=== TEXT SHOWN ===

Back due to popular demand — my list of personal favorites from the realm of children’s/YA publishing. Yaaaaaay!!
Remember: these are not by any means a comprehensive list of critical acclaim, award-winners, or bestsellers. If I were making a list of “books from 2012 that libraries should buy” then said list would be far, far longer.
I also can’t guarantee that every book on this list is one meant for you. I’m a librarian, which means that out of necessity I have far-ranging tastes. Last year my friend who favors the likes of Wallace Stegner and Cormick McCarthy looked at my annual list and picked out Heather Dixon’s Entwined. She didn’t like it, and no surpise! I nearly had to lie down at the thought of such a literary mismatch. Still makes me smile when I think of it.
It’s just a list of serendipitous faves based entirely on my personal tastes. Enjoy.
Also, if you’re wondering why it takes me so long to make this list every year (sheesh, February already?) let me remind you: four children. FOUR.
If you’re only going to read one picture book this year, read: Dreaming Up: a Celebration of Building by Christy Hale. This book most excellently correlates the way children play with real-life architecture. Awesome photography and illustration — you just FEEL SMARTER after reading it.
Best Metafiction: Z is for Moose by Kelly Bingham, illus. Paul O. Zelinsky
No Wait, THIS is the Best Metafiction: Chloe and the Lion by Mac Barnett, illus. Adam Rex
Prettiest Concept Book Ever: Green by Laura Vaccaro Seeger.

=== INFORMATION SUPPLIED ===

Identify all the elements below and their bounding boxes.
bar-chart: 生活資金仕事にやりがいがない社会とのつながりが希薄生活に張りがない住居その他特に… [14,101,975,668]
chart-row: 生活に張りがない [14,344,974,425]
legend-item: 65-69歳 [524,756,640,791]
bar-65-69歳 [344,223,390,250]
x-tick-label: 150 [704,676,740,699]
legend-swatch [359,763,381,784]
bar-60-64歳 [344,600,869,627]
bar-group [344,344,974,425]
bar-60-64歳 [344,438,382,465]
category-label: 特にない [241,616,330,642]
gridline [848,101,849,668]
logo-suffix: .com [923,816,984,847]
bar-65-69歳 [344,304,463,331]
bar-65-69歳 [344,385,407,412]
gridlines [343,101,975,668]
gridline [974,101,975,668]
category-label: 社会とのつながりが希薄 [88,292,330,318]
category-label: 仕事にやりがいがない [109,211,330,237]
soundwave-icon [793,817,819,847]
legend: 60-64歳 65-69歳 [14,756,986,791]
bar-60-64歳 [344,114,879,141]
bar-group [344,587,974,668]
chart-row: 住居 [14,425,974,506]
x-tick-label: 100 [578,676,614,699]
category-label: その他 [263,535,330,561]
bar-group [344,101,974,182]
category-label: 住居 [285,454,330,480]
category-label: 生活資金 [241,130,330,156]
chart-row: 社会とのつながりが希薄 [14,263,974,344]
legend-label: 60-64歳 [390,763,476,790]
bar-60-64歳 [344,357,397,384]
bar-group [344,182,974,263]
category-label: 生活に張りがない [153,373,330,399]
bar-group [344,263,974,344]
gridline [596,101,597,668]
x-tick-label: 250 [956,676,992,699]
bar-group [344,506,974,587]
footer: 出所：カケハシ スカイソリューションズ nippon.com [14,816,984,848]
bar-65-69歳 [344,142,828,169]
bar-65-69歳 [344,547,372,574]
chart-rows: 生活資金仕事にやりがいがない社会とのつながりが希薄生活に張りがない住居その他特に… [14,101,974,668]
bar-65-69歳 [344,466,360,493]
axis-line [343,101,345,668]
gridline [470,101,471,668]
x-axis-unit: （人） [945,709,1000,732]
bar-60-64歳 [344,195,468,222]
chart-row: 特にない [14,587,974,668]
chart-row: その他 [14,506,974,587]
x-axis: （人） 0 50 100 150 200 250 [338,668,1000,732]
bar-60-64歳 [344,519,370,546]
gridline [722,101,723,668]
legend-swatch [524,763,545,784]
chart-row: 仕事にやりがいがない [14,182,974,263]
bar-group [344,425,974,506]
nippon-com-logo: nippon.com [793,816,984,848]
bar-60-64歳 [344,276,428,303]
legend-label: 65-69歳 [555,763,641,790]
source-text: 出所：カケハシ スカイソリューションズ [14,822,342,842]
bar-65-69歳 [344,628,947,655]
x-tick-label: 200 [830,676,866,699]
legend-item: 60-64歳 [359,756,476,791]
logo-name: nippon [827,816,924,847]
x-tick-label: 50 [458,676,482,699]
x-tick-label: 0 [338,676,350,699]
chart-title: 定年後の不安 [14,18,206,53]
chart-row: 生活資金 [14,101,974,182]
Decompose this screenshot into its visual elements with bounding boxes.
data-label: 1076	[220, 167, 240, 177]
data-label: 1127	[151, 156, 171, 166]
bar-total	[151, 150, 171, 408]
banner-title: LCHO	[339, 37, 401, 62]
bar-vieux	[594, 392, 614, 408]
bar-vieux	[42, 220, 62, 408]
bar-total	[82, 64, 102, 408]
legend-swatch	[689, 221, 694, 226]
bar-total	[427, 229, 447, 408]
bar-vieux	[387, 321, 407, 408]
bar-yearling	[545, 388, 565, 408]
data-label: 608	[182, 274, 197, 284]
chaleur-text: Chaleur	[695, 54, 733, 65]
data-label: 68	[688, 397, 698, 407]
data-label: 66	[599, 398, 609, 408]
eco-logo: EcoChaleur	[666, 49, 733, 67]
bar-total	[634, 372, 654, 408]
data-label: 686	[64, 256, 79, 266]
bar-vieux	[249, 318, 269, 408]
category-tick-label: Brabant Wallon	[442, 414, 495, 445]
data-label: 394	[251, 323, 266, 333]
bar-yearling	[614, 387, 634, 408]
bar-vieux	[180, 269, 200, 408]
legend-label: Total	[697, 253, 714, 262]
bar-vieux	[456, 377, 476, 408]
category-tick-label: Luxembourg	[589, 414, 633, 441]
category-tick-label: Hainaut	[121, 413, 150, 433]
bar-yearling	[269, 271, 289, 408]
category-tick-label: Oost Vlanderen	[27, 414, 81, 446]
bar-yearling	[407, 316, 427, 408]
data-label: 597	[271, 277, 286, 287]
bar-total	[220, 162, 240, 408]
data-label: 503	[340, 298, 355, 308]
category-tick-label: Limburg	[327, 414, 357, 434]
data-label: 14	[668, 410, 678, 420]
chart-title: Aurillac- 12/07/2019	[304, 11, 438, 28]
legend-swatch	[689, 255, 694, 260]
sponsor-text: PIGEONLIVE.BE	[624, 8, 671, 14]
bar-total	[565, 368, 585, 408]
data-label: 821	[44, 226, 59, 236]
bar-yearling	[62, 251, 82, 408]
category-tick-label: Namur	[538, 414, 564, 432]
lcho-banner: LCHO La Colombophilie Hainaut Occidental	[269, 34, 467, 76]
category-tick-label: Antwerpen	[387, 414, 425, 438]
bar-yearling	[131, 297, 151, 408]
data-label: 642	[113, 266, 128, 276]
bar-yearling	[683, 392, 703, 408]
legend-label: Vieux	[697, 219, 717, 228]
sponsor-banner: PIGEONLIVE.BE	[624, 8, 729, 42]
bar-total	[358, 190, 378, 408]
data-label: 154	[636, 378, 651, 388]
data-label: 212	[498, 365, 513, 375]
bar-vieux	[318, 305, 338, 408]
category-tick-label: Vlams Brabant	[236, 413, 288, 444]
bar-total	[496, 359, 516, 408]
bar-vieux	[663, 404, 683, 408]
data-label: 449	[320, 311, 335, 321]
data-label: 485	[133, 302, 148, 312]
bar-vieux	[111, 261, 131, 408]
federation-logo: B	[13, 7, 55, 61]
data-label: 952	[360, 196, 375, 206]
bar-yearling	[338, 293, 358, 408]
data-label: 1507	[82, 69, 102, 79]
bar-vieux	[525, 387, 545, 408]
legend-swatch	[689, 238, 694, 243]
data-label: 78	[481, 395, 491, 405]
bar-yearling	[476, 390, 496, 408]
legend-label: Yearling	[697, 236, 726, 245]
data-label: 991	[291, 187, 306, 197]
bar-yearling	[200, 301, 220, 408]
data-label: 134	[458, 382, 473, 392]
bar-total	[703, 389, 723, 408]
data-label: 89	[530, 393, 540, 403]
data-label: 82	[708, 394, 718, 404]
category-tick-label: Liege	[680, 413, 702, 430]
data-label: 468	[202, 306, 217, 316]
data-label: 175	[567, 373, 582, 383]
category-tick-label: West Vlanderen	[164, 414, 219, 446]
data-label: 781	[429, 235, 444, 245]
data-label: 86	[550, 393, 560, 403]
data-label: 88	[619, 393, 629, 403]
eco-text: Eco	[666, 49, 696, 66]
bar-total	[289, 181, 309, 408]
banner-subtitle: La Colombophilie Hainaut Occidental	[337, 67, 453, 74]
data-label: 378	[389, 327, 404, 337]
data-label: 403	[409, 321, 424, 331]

===

→ **SET TASK**:
Answer these questions from the list of favorite children's books.
(a) What is the writer's job?
(b) Which picture book by Christy Hale should you read if you read only one this year?
(c) Which book gets the label "Prettiest Concept Book Ever"?

→ **RESULT BELOW**:
(a) A librarian.
(b) Dreaming Up: a Celebration of Building.
(c) Green by Laura Vaccaro Seeger.